= What the exercise asks =
Give back exactly the lines that run from the line containing "Serialize everything readable" through the end of the listing below. Leave out every other line.

:: Data for processing

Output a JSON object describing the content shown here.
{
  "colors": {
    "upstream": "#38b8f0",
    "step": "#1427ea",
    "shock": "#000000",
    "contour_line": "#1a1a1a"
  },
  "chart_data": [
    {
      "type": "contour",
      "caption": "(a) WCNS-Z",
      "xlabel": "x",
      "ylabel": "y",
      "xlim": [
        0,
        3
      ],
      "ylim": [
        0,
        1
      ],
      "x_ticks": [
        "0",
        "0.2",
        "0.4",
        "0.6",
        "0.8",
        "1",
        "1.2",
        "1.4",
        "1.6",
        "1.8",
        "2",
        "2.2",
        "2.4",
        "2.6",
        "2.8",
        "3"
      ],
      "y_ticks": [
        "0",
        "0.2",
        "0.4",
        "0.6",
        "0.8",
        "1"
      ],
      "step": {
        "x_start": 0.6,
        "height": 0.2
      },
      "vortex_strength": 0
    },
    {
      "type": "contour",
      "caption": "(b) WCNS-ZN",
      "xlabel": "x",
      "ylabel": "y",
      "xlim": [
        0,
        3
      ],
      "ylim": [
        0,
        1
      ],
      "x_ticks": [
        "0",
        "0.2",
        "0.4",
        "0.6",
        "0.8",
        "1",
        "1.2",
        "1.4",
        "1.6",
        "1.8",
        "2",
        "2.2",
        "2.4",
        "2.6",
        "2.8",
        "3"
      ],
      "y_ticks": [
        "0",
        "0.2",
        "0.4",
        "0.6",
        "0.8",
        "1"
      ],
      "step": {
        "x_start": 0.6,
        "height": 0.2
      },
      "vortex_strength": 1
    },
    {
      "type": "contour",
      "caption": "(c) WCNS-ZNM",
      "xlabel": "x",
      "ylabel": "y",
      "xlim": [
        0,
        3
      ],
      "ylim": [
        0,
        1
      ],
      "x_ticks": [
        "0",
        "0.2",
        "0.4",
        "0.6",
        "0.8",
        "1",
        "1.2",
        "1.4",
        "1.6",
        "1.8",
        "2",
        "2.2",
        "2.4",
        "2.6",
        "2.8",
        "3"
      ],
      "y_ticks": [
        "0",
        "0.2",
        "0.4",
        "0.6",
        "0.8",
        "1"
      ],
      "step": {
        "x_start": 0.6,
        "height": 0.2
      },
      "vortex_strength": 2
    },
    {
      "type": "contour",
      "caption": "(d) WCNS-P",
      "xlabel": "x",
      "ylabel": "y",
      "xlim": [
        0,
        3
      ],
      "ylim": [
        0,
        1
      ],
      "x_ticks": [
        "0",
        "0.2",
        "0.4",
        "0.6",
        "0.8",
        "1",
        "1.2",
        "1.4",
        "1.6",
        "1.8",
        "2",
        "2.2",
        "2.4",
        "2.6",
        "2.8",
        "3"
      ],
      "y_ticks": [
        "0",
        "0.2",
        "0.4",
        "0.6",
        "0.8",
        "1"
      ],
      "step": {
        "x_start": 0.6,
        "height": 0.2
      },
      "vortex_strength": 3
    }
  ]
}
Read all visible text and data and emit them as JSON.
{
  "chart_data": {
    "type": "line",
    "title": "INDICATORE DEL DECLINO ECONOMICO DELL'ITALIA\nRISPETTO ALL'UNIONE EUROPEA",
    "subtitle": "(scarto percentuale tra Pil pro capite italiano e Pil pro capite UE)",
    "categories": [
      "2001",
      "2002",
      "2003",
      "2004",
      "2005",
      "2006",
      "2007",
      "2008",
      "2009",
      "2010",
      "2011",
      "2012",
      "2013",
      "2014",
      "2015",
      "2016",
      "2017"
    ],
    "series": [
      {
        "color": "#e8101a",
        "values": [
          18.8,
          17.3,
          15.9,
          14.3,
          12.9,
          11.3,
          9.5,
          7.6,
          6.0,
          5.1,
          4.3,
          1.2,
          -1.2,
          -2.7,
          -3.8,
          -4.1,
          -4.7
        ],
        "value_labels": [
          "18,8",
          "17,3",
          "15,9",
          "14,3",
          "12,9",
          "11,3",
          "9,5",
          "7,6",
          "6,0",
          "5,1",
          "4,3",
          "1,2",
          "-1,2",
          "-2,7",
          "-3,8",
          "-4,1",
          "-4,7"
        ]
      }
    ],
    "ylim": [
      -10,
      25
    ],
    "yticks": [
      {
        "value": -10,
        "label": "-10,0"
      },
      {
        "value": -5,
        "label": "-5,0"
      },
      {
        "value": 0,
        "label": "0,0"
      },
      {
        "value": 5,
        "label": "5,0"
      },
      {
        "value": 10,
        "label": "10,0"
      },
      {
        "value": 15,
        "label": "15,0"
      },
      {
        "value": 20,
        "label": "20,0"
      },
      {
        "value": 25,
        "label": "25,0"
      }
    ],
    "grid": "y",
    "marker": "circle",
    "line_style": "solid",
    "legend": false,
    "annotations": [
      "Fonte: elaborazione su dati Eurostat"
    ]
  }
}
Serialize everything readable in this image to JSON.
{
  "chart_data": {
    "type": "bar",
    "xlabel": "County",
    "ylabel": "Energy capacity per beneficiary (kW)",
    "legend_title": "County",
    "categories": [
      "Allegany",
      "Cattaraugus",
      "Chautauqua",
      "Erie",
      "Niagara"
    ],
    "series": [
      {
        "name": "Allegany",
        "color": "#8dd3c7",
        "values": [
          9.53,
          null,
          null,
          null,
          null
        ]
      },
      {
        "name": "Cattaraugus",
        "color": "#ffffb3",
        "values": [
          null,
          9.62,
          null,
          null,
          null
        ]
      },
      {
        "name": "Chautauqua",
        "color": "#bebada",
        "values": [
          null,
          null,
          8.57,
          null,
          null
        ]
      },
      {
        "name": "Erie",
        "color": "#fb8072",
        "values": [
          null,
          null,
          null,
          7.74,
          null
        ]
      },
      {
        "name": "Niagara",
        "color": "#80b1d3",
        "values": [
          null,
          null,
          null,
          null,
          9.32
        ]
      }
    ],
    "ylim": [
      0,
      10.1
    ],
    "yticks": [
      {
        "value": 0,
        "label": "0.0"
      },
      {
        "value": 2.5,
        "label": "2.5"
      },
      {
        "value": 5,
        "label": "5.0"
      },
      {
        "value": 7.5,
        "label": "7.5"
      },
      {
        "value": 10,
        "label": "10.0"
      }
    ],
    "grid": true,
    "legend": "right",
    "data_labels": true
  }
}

::::

= Solution for this exercise =
Serialize everything readable in this image to JSON.
{
  "chart_data": {
    "type": "bar",
    "xlabel": "County",
    "ylabel": "Energy capacity per beneficiary (kW)",
    "legend_title": "County",
    "categories": [
      "Allegany",
      "Cattaraugus",
      "Chautauqua",
      "Erie",
      "Niagara"
    ],
    "series": [
      {
        "name": "Allegany",
        "color": "#8dd3c7",
        "values": [
          9.53,
          null,
          null,
          null,
          null
        ]
      },
      {
        "name": "Cattaraugus",
        "color": "#ffffb3",
        "values": [
          null,
          9.62,
          null,
          null,
          null
        ]
      },
      {
        "name": "Chautauqua",
        "color": "#bebada",
        "values": [
          null,
          null,
          8.57,
          null,
          null
        ]
      },
      {
        "name": "Erie",
        "color": "#fb8072",
        "values": [
          null,
          null,
          null,
          7.74,
          null
        ]
      },
      {
        "name": "Niagara",
        "color": "#80b1d3",
        "values": [
          null,
          null,
          null,
          null,
          9.32
        ]
      }
    ],
    "ylim": [
      0,
      10.1
    ],
    "yticks": [
      {
        "value": 0,
        "label": "0.0"
      },
      {
        "value": 2.5,
        "label": "2.5"
      },
      {
        "value": 5,
        "label": "5.0"
      },
      {
        "value": 7.5,
        "label": "7.5"
      },
      {
        "value": 10,
        "label": "10.0"
      }
    ],
    "grid": true,
    "legend": "right",
    "data_labels": true
  }
}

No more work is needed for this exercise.